Türkiye’de durumlar iyi değil (Rum tarafı bu fırsatı kullanacak mı?) - Havadis Gazetesi | Kıbrıs Haber
Cuma, Nisan 19, 2024
Köşe Yazarları

Türkiye’de durumlar iyi değil (Rum tarafı bu fırsatı kullanacak mı?)

Türkiye tek kelimeyle “istikrarsız” ve “tehlikeli” kelimeleri ile ifade edilecek bir badireye düştü. PKK resmen iç savaşın habercisi olurken Güneydoğu’da bir Kürt devleti kurmak için terörizmi tırmandırıyor!
Tabii elimizde Türkiye’nin huzuru ile düzenini bozan olayların, Kıbrıs siyasi sorununu ne kadar olumsuz etkilediğinin parametreleri yoktur. Fakat benzer pek çok olaydan derlenmiş “örnekler” vardır. Nitekim çok rahatlıkla şunu söyleyebiliriz: “Türkiye’nin bu istikrarsızlığı ile sosyoekonomik bunalımını izleyen Rum tarafı müzakere masasında isteklerini kabul edilemeyecek kadar aşırı uçlara taşıyabilir…”
Doğu Akdeniz’de Türkiye’ye karşı elinde koz olarak tuttuğu doğal gazı tamamen kendi çıkar stratejisi haline getirebilir!
Şu anda Mısır Doğu Akdeniz’deki en büyük hidrokarbon yatağına ulaştı. Rum tarafı, Mısır ve İsrail’le oluşturduğu üçlü ittifaka dayanarak AB’ye Türkiye üzerinden ulaştırılacak gazın Mısır üzerinden geçmesini karara bağlatabilir!
Terör olayları ile sosyoekonomik sorunları öne çıkartarak, AB ile BM’yi Türkiye aleyhine tavır koymaya itebilir!
Mülkiyet konusunda daha katı davranırken “yerleşikler” dediği TC kökenlilerin Kuzey’deki tüm hukuki haklarını sıfırlayabilir!
Ve kısaca, Türkiye’nin istikrarsızlığı nedeniyle istediği çözüme ulaşmanın yollarını açabilir! Bunlar sıradan olasılıklar değillerdir. Çünkü: Rum tarafı için Türkleri seviyorlar diyemezsiniz! Birlikte kardeş kardeş yaşamak isterler diyemezsiniz! İki bölgeli iki toplumlu çözüm şekline bayılıyorlar diyemezsiniz! Can’ı gönülden çözüm istediklerini söyleyemezsiniz! Çözümden sonra büyük oranda TC’lilerin Kuzey’de kalabileceklerine akılları yattı diyemezsiniz!
RUM’UN SİYASİ VİZYONU: Rum tarafı Türk halkına yönelik bu yabani tutumu ile siyaset vizyonuna şunu koymaktadır:  “Nihai çözümde adada ne Türkiye ne garantisi ne de Attila’nın taşıdığı yerleşikler kalmayacaktır!” “Türkiyesiz bir Kıbrıs federal devleti olacaktır!” Nitekim artık çok açık seçik 1960’ı baz alarak “Kıbrıslılık” ve “Türk Rum demografik yapısından” söz ediyorlar, “biz bize kalalım” diyorlar… Ama kendilerinin nasıl 800 binlere ulaştıklarının izahını yapmıyorlar! Çünkü onlar 1960’lardan beri adanın tanınmış devletidirler, yaptıkları her şey, tüm siyasi tasarrufları hukuka uygundur! Fakat Türk tarafı Korsan devlettir, illegaldir, gasp edicidir!

▶ _Hedef a_
Kayıtların ilk satırından başlayın ve "292, 1245, 312]" içeren satırı da yazdıktan sonra durun. Bu satırları hiçbir değişiklik yapmadan yazın.

(Bir sayfa düzeni etiketleme kümesinden alıntılar)

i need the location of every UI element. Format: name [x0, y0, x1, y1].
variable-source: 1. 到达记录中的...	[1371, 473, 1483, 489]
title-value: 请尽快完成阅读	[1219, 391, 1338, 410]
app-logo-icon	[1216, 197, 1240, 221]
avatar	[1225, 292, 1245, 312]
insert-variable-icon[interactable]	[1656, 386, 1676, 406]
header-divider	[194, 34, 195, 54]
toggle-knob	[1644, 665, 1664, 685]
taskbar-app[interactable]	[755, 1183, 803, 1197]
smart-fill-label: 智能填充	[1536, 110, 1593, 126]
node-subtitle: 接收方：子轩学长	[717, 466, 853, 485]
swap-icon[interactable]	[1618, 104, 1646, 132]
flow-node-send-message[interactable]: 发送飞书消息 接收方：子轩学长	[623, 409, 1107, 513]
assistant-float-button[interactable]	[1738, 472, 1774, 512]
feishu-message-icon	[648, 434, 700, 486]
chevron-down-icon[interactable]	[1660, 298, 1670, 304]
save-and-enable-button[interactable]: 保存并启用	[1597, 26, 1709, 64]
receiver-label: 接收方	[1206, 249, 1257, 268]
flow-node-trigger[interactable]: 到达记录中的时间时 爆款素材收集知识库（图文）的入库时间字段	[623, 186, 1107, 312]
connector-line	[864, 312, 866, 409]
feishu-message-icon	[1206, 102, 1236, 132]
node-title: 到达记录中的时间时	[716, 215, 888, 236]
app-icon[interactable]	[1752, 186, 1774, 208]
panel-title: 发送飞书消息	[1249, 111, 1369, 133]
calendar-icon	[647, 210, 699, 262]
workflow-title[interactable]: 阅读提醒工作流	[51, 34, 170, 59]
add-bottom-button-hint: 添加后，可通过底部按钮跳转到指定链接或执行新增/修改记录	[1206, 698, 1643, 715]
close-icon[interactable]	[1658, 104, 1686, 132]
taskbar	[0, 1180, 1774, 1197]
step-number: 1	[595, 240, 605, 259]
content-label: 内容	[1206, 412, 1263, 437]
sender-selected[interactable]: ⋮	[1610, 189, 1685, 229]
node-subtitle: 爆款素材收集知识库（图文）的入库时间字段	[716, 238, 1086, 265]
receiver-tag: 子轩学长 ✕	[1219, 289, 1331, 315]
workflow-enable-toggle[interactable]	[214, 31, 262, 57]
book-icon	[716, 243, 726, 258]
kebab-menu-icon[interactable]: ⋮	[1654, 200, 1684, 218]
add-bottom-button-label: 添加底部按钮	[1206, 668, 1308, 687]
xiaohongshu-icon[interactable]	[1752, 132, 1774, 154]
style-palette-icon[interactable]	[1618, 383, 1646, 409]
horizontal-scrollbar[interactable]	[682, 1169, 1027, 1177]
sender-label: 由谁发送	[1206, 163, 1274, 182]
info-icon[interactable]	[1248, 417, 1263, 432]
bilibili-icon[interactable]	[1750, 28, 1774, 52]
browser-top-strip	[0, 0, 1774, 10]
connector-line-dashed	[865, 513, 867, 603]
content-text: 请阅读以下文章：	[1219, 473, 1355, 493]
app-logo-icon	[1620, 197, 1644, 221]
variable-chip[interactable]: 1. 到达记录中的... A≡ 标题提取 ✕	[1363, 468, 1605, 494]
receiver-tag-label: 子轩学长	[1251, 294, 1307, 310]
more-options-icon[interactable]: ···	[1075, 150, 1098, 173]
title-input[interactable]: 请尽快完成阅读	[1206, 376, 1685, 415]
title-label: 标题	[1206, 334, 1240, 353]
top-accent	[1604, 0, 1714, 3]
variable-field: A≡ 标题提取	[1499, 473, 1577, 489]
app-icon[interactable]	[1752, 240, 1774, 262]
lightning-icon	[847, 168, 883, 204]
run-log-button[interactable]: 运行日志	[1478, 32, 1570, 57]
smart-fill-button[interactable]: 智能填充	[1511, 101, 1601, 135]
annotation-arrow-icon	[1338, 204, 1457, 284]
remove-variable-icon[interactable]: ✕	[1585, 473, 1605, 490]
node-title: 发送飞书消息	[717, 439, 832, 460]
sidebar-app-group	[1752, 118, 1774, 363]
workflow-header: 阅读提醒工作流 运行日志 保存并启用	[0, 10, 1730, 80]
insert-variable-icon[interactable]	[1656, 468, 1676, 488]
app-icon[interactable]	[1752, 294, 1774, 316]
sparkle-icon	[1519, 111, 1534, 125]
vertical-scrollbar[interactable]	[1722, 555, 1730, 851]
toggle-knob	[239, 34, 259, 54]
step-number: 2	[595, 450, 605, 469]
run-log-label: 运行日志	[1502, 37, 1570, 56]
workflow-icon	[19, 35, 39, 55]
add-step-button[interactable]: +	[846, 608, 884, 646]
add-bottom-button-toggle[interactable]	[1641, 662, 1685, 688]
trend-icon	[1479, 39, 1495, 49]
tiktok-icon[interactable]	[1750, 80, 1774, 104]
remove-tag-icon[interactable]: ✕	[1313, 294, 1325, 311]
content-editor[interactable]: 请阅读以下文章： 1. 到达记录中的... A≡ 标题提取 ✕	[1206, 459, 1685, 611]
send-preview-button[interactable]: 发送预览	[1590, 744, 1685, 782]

▶ _Hedef b_
Köşe yazısını "Terör olayları ile" sözlerinin bulunduğu yerden başlayarak "akılları yattı diyemezsiniz!" sözlerine kadar yeniden verin ve bu sözlerden sonra durun. Bu bölümde "diyemezsiniz" geçen her yere onun yerine "söyleyemezsiniz" koyun.

▶ _Görev çıktısı a_
i need the location of every UI element. Format: name [x0, y0, x1, y1].
variable-source: 1. 到达记录中的...	[1371, 473, 1483, 489]
title-value: 请尽快完成阅读	[1219, 391, 1338, 410]
app-logo-icon	[1216, 197, 1240, 221]
avatar	[1225, 292, 1245, 312]

▶ _Görev çıktısı b_
Terör olayları ile sosyoekonomik sorunları öne çıkartarak, AB ile BM’yi Türkiye aleyhine tavır koymaya itebilir!
Mülkiyet konusunda daha katı davranırken “yerleşikler” dediği TC kökenlilerin Kuzey’deki tüm hukuki haklarını sıfırlayabilir!
Ve kısaca, Türkiye’nin istikrarsızlığı nedeniyle istediği çözüme ulaşmanın yollarını açabilir! Bunlar sıradan olasılıklar değillerdir. Çünkü: Rum tarafı için Türkleri seviyorlar söyleyemezsiniz! Birlikte kardeş kardeş yaşamak isterler söyleyemezsiniz! İki bölgeli iki toplumlu çözüm şekline bayılıyorlar söyleyemezsiniz! Can’ı gönülden çözüm istediklerini söyleyemezsiniz! Çözümden sonra büyük oranda TC’lilerin Kuzey’de kalabileceklerine akılları yattı söyleyemezsiniz!